# STATED GOAL
All entries must be repeated exactly; do not include the pictures.
|---|
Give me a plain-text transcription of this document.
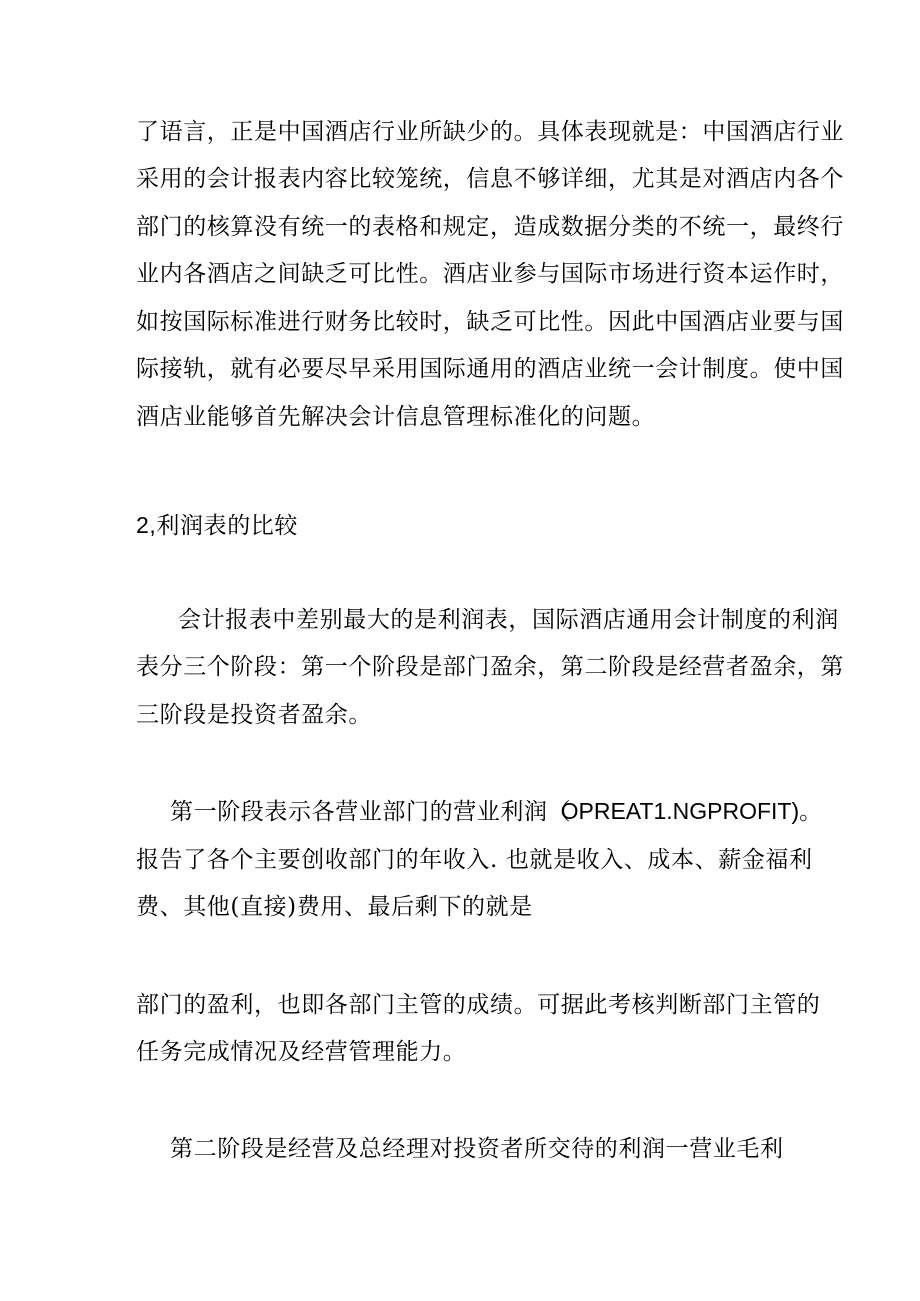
了语言，正是中国酒店行业所缺少的。具体表现就是：中国酒店行业
采用的会计报表内容比较笼统，信息不够详细，尤其是对酒店内各个
部门的核算没有统一的表格和规定，造成数据分类的不统一，最终行
业内各酒店之间缺乏可比性。酒店业参与国际市场进行资本运作时，
如按国际标准进行财务比较时，缺乏可比性。因此中国酒店业要与国
际接轨，就有必要尽早采用国际通用的酒店业统一会计制度。使中国
酒店业能够首先解决会计信息管理标准化的问题。
2,利润表的比较
会计报表中差别最大的是利润表，国际酒店通用会计制度的利润
表分三个阶段：第一个阶段是部门盈余，第二阶段是经营者盈余，第
三阶段是投资者盈余。
第一阶段表示各营业部门的营业利润（OPREAT1.NGPROFIT)。
报告了各个主要创收部门的年收入. 也就是收入、成本、薪金福利
费、其他(直接)费用、最后剩下的就是
部门的盈利，也即各部门主管的成绩。可据此考核判断部门主管的
任务完成情况及经营管理能力。
第二阶段是经营及总经理对投资者所交待的利润一营业毛利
|---|
# EXERCISE OUTPUT
Give me a plain-text transcription of this document.
了语言，正是中国酒店行业所缺少的。具体表现就是：中国酒店行业
采用的会计报表内容比较笼统，信息不够详细，尤其是对酒店内各个
部门的核算没有统一的表格和规定，造成数据分类的不统一，最终行
业内各酒店之间缺乏可比性。酒店业参与国际市场进行资本运作时，
如按国际标准进行财务比较时，缺乏可比性。因此中国酒店业要与国
际接轨，就有必要尽早采用国际通用的酒店业统一会计制度。使中国
酒店业能够首先解决会计信息管理标准化的问题。
2,利润表的比较
会计报表中差别最大的是利润表，国际酒店通用会计制度的利润
表分三个阶段：第一个阶段是部门盈余，第二阶段是经营者盈余，第
三阶段是投资者盈余。
第一阶段表示各营业部门的营业利润（OPREAT1.NGPROFIT)。
报告了各个主要创收部门的年收入. 也就是收入、成本、薪金福利
费、其他(直接)费用、最后剩下的就是
部门的盈利，也即各部门主管的成绩。可据此考核判断部门主管的
任务完成情况及经营管理能力。
第二阶段是经营及总经理对投资者所交待的利润一营业毛利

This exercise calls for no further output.